* [What you are asked to do]: Could you put every line of the rows below into a numbered list, skipping blank lines and leaving the pictures out?

* [Input material]:
'''
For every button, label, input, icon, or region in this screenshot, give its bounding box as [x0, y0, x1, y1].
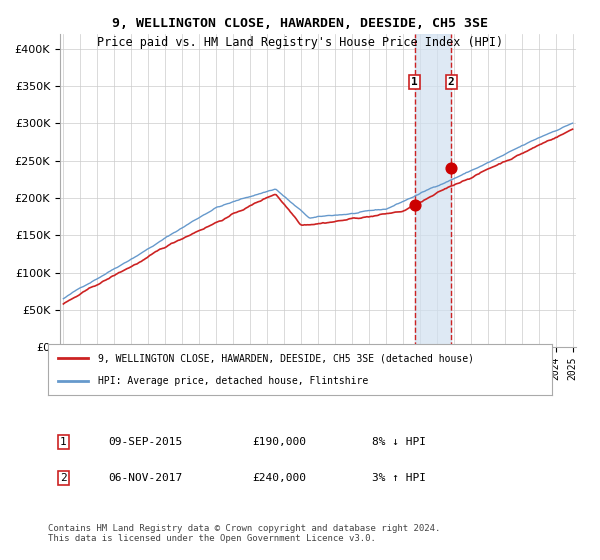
Text: HPI: Average price, detached house, Flintshire: HPI: Average price, detached house, Flin…: [98, 376, 368, 386]
Text: 1: 1: [60, 437, 67, 447]
Text: 8% ↓ HPI: 8% ↓ HPI: [372, 437, 426, 447]
Text: 09-SEP-2015: 09-SEP-2015: [108, 437, 182, 447]
Point: [410, 201, 419, 210]
Point: [446, 164, 456, 172]
Text: £240,000: £240,000: [252, 473, 306, 483]
Text: 2: 2: [60, 473, 67, 483]
Text: 1: 1: [412, 77, 418, 87]
Bar: [415, 34, 451, 347]
Text: 2: 2: [448, 77, 455, 87]
Text: Price paid vs. HM Land Registry's House Price Index (HPI): Price paid vs. HM Land Registry's House …: [97, 36, 503, 49]
Text: 9, WELLINGTON CLOSE, HAWARDEN, DEESIDE, CH5 3SE: 9, WELLINGTON CLOSE, HAWARDEN, DEESIDE, …: [112, 17, 488, 30]
Text: Contains HM Land Registry data © Crown copyright and database right 2024.
This d: Contains HM Land Registry data © Crown c…: [48, 524, 440, 543]
Text: 9, WELLINGTON CLOSE, HAWARDEN, DEESIDE, CH5 3SE (detached house): 9, WELLINGTON CLOSE, HAWARDEN, DEESIDE, …: [98, 353, 475, 363]
Text: 3% ↑ HPI: 3% ↑ HPI: [372, 473, 426, 483]
Text: £190,000: £190,000: [252, 437, 306, 447]
Text: 06-NOV-2017: 06-NOV-2017: [108, 473, 182, 483]
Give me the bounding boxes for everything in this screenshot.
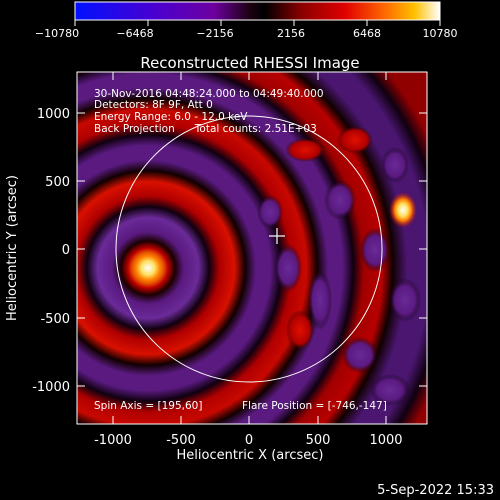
colorbar-tick-label: −6468: [116, 27, 153, 40]
y-tick-label: -500: [40, 312, 70, 327]
info-detectors: Detectors: 8F 9F, Att 0: [94, 99, 213, 111]
rhessi-image: [77, 72, 427, 424]
y-axis-label: Heliocentric Y (arcsec): [5, 175, 20, 321]
y-tick-label: -1000: [32, 380, 70, 395]
x-tick-label: 0: [245, 433, 253, 448]
flare-source: [128, 248, 168, 288]
colorbar: −10780 −6468 −2156 2156 6468 10780: [35, 1, 458, 40]
colorbar-gradient: [74, 1, 441, 21]
axis-ticks: [77, 72, 427, 424]
colorbar-tick-label: −2156: [196, 27, 233, 40]
colorbar-tick-label: 2156: [277, 27, 305, 40]
spin-axis-label: Spin Axis = [195,60]: [94, 400, 202, 412]
info-time-range: 30-Nov-2016 04:48:24.000 to 04:49:40.000: [94, 88, 324, 100]
y-tick-label: 0: [62, 243, 70, 258]
x-tick-label: 1000: [369, 433, 402, 448]
y-tick-label: 500: [45, 175, 70, 190]
y-tick-label: 1000: [37, 107, 70, 122]
info-energy-range: Energy Range: 6.0 - 12.0 keV: [94, 111, 248, 123]
colorbar-tick-label: 10780: [423, 27, 458, 40]
x-tick-label: 500: [306, 433, 331, 448]
solar-limb-circle: [115, 115, 383, 383]
x-tick-label: -500: [166, 433, 196, 448]
info-method-counts: Back Projection Total counts: 2.51E+03: [94, 123, 317, 135]
flare-position-label: Flare Position = [-746,-147]: [242, 400, 387, 412]
colorbar-tick-label: 6468: [353, 27, 381, 40]
plot-title: Reconstructed RHESSI Image: [140, 54, 359, 72]
plot-frame: [76, 71, 428, 425]
x-axis-label: Heliocentric X (arcsec): [177, 448, 324, 463]
secondary-source: [389, 192, 417, 228]
colorbar-tick-label: −10780: [35, 27, 79, 40]
x-tick-label: -1000: [94, 433, 132, 448]
render-timestamp: 5-Sep-2022 15:33: [377, 483, 494, 498]
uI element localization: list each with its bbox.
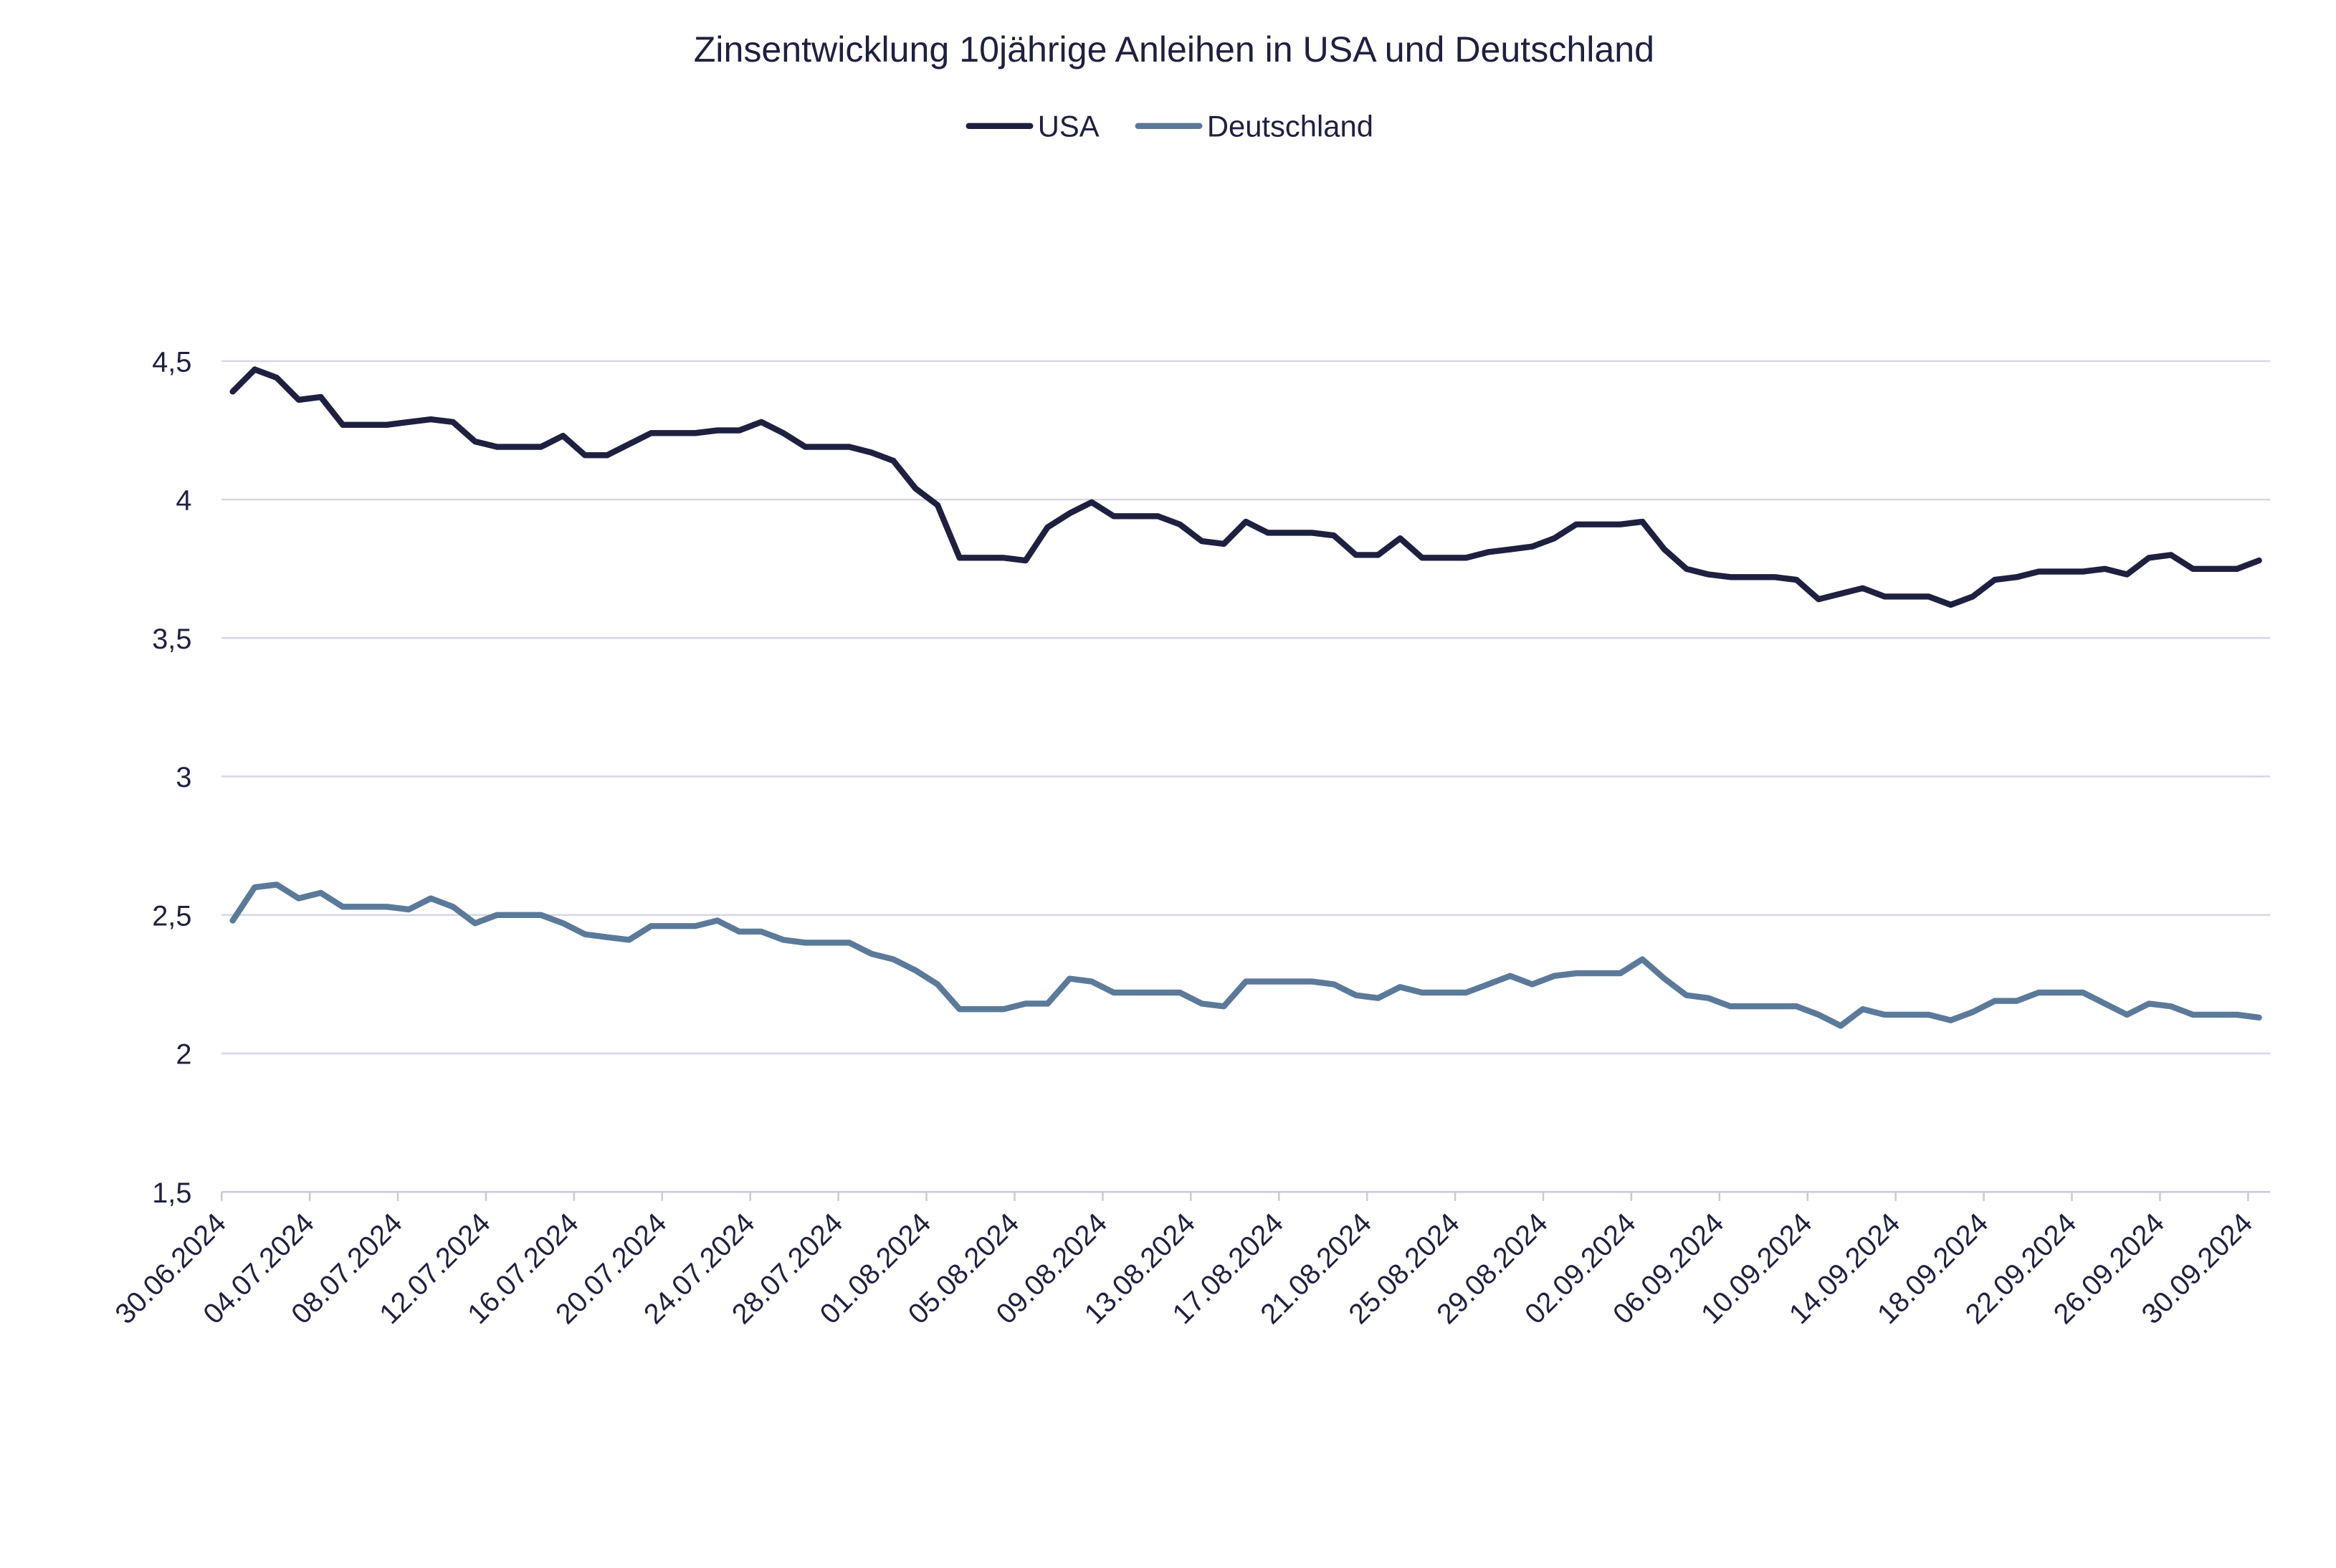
'''
* [Response for this exercise]:
1. For every button, label, input, icon, or region in this screenshot, give its bounding box as [x0, y0, x1, y1].
2. Text: HPI: Average price, detached house, Flintshire: HPI: Average price, detached house, Flin…: [98, 376, 368, 386]
3. Text: 1: 1: [60, 437, 67, 447]
4. Text: 8% ↓ HPI: 8% ↓ HPI: [372, 437, 426, 447]
5. Text: 09-SEP-2015: 09-SEP-2015: [108, 437, 182, 447]
6. Point: [410, 201, 419, 210]
7. Point: [446, 164, 456, 172]
8. Text: £240,000: £240,000: [252, 473, 306, 483]
9. Text: 2: 2: [60, 473, 67, 483]
10. Text: 1: 1: [412, 77, 418, 87]
11. Bar: [415, 34, 451, 347]
12. Text: 2: 2: [448, 77, 455, 87]
13. Text: Price paid vs. HM Land Registry's House Price Index (HPI): Price paid vs. HM Land Registry's House …: [97, 36, 503, 49]
14. Text: 9, WELLINGTON CLOSE, HAWARDEN, DEESIDE, CH5 3SE: 9, WELLINGTON CLOSE, HAWARDEN, DEESIDE, …: [112, 17, 488, 30]
15. Text: Contains HM Land Registry data © Crown copyright and database right 2024.
16. This d: Contains HM Land Registry data © Crown c…: [48, 524, 440, 543]
17. Text: 9, WELLINGTON CLOSE, HAWARDEN, DEESIDE, CH5 3SE (detached house): 9, WELLINGTON CLOSE, HAWARDEN, DEESIDE, …: [98, 353, 475, 363]
18. Text: 3% ↑ HPI: 3% ↑ HPI: [372, 473, 426, 483]
19. Text: £190,000: £190,000: [252, 437, 306, 447]
20. Text: 06-NOV-2017: 06-NOV-2017: [108, 473, 182, 483]
21. Give me the bounding boxes for everything in this screenshot.
22. colorbar-tick-label: −6468: [116, 27, 153, 40]
23. y-tick-label: -500: [40, 312, 70, 327]
24. info-detectors: Detectors: 8F 9F, Att 0: [94, 99, 213, 111]
25. rhessi-image: [77, 72, 427, 424]
26. y-axis-label: Heliocentric Y (arcsec): [5, 175, 20, 321]
27. y-tick-label: -1000: [32, 380, 70, 395]
28. x-tick-label: 0: [245, 433, 253, 448]
29. flare-source: [128, 248, 168, 288]
30. colorbar: −10780 −6468 −2156 2156 6468 10780: [35, 1, 458, 40]
31. colorbar-gradient: [74, 1, 441, 21]
32. axis-ticks: [77, 72, 427, 424]
33. colorbar-tick-label: −2156: [196, 27, 233, 40]
34. colorbar-tick-label: 2156: [277, 27, 305, 40]
35. spin-axis-label: Spin Axis = [195,60]: [94, 400, 202, 412]
36. info-time-range: 30-Nov-2016 04:48:24.000 to 04:49:40.000: [94, 88, 324, 100]
37. y-tick-label: 0: [62, 243, 70, 258]
38. x-tick-label: 1000: [369, 433, 402, 448]
39. y-tick-label: 500: [45, 175, 70, 190]
40. y-tick-label: 1000: [37, 107, 70, 122]
41. info-energy-range: Energy Range: 6.0 - 12.0 keV: [94, 111, 248, 123]
42. colorbar-tick-label: 10780: [423, 27, 458, 40]
43. x-tick-label: 500: [306, 433, 331, 448]
44. solar-limb-circle: [115, 115, 383, 383]
45. x-tick-label: -500: [166, 433, 196, 448]
46. info-method-counts: Back Projection Total counts: 2.51E+03: [94, 123, 317, 135]
47. flare-position-label: Flare Position = [-746,-147]: [242, 400, 387, 412]
48. colorbar-tick-label: 6468: [353, 27, 381, 40]
49. plot-title: Reconstructed RHESSI Image: [140, 54, 359, 72]
50. plot-frame: [76, 71, 428, 425]
51. x-axis-label: Heliocentric X (arcsec): [177, 448, 324, 463]
52. secondary-source: [389, 192, 417, 228]
53. colorbar-tick-label: −10780: [35, 27, 79, 40]
54. x-tick-label: -1000: [94, 433, 132, 448]
55. render-timestamp: 5-Sep-2022 15:33: [377, 483, 494, 498]
56. uI element localization: list each with its bbox.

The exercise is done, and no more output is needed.